## Anforderung
Prüfen Sie bitte für jede der drei Aussagen, ob sie mit dem Interview unten übereinstimmt, und antworten Sie jeweils mit Ja oder Nein samt den entscheidenden Worten des Interviews als wörtlichem Zitat.
1. Daniel Melcer hat die Wahlkampagnen von Kurt Gribl und Eva Weber erdacht.
2. Nach Melcer wählt man vor allem die Partei und weniger die Personen.
3. Melcer hält die CDU für eine stärkere Marke als Angela Merkel.

## Vorliegender Auszug
________________________

„Die CDU ist in eine Falle getappt“
Der Augsburger Werber Daniel Melcer hat die Wahlkampagnen von Kurt Gribl und Eva Weber erdacht. Wie er den aktuellen Höhenflug der SPD erklärt – und warum ihn die Union an Karstadt erinnert
Herr Melcer, erklären Sie es uns aus der Sicht eines Werbers: Was läuft im Wahlkampf für Armin Laschet und die Union gerade nicht rund?
Daniel Melcer: Entscheidend ist der Faktor Mensch. Am Ende geht es um Menschen, die man wählt, auch wenn das, wie beim Bundestag, nicht direkt geschieht. Man wählt weniger die Partei, sondern die Protagonisten, die dafür stehen – im Guten wie im Schlechten. Jetzt sehen wir, wie stark Angela Merkel die Marke CDU geprägt hat – und wie die Marke plötzlich entkernt und instabil wirkt, wenn die zentrale Person weg ist. Das zeigen auch die Umfragen. Ein Einbruch von rund 40 auf teilweise 20 Prozent, das ist schon dramatisch. Es geht darum, was strahlt die Partei aus und was strahlt die Person aus? Meine These: Angela Merkel ist die stärkere Marke als die CDU.

________________________

## Datensätze
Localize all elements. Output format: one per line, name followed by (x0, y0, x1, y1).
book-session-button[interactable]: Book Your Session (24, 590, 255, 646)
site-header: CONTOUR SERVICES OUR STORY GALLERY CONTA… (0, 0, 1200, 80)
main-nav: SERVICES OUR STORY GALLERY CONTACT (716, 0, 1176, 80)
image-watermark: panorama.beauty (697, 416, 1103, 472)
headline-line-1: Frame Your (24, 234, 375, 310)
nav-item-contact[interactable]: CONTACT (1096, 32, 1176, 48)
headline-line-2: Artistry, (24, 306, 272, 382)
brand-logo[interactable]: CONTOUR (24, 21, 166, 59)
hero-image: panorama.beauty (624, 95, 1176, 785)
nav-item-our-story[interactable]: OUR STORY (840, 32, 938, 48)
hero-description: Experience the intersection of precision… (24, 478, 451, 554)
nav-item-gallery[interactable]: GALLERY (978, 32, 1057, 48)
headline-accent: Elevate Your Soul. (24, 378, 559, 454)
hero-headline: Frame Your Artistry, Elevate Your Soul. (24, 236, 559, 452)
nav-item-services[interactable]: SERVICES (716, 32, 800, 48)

________________________

## Antwort zur Aufgabe
1. Ja: „Der Augsburger Werber Daniel Melcer hat die Wahlkampagnen von Kurt Gribl und Eva Weber erdacht.“
2. Nein: „Man wählt weniger die Partei, sondern die Protagonisten, die dafür stehen“
3. Nein: „Angela Merkel ist die stärkere Marke als die CDU.“